* [To be done]: Reproduce every line of the listing as written, apart from the pictures.

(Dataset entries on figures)
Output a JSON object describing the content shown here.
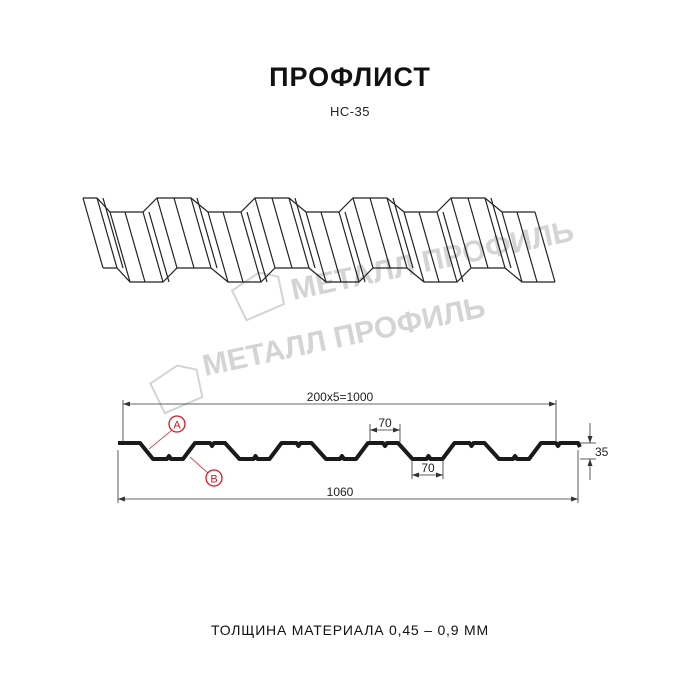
{
  "header": {
    "title": "ПРОФЛИСТ",
    "subtitle": "НС-35"
  },
  "watermark": {
    "text": "МЕТАЛЛ ПРОФИЛЬ"
  },
  "drawing": {
    "dim_total_pitch": "200x5=1000",
    "dim_top_width": "70",
    "dim_bottom_width": "70",
    "dim_height": "35",
    "dim_overall_width": "1060",
    "marker_a": "A",
    "marker_b": "B"
  },
  "colors": {
    "profile": "#1a1a1a",
    "marker": "#e0141e",
    "watermark": "#d4d4d4"
  },
  "footer": {
    "thickness": "ТОЛЩИНА МАТЕРИАЛА 0,45 – 0,9 ММ"
  }
}
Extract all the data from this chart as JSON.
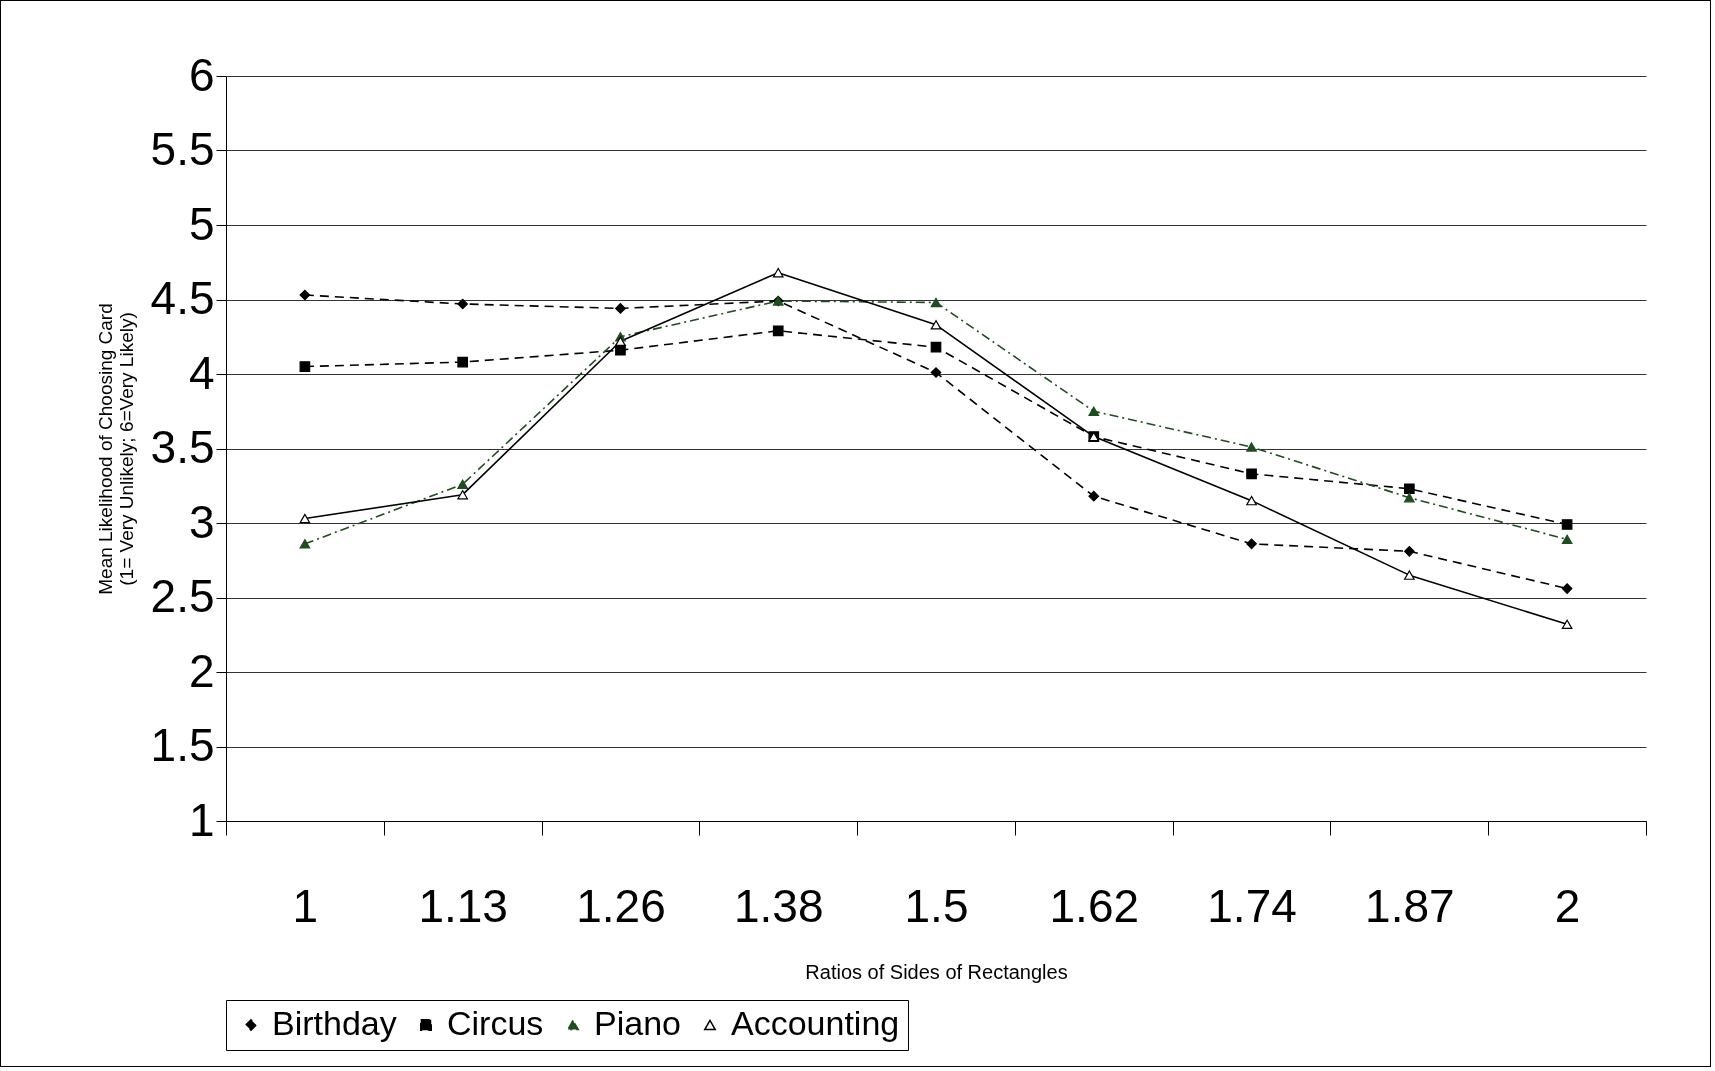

* [Written answer]:
Output a JSON object describing the content shown here.
{
  "header": {
    "title": "ПРОФЛИСТ",
    "subtitle": "НС-35"
  },
  "watermark": {
    "text": "МЕТАЛЛ ПРОФИЛЬ"
  },
  "drawing": {
    "dim_total_pitch": "200x5=1000",
    "dim_top_width": "70",
    "dim_bottom_width": "70",
    "dim_height": "35",
    "dim_overall_width": "1060",
    "marker_a": "A",
    "marker_b": "B"
  },
  "colors": {
    "profile": "#1a1a1a",
    "marker": "#e0141e",
    "watermark": "#d4d4d4"
  },
  "footer": {
    "thickness": "ТОЛЩИНА МАТЕРИАЛА 0,45 – 0,9 ММ"
  }
}
Extract all the data from this chart as JSON.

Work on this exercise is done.